### Fragmento proporcionado

'''

Ella quiere ser una película de terror
Cuando se estrena una película
de género, una gran película de género, nos olvidamos, a veces, de que, sobre
todo y en primer lugar, estamos ante una gran película. Pensemos en El resplandor. Gran película de terror, sí, pero antes que nada es una gran película. Punto. Aunque también existen otras intenciones. La vocación confesa
de Déjame salir es la de ser una muy
buena película de género, y lo consigue. Modesta, de corto alcance (luego
vuelvo sobre esto, que dicho así parece condescendiente), con pocas
pretensiones, compacta y cumplidora: así es la ópera prima de Jordan Peele. Prometedor.
He leído que el
discurso antirracista está presente en todo momento, que estamos ante una obra
política. No estoy de acuerdo (por mucho que la intención del director sea esa y por mucho que el final alternativo orientase la película hacia esa lectura).

'''

### Qué se pide
En el fragmento sobre Déjame salir, explica por qué se anuncia que más adelante se volverá sobre la expresión "de corto alcance".

### Datos disponibles
'''

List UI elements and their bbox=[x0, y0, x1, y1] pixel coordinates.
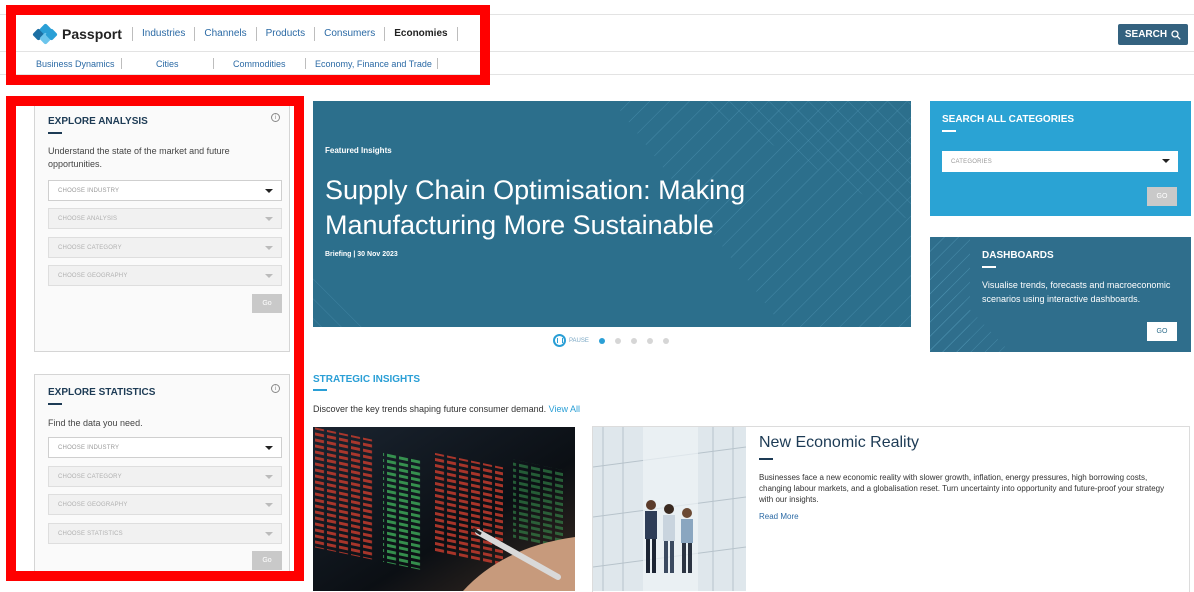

'''

### Solución propuesta
Porque, dicha así, la expresión parece condescendiente hacia la película. Por eso se promete volver sobre ella más adelante.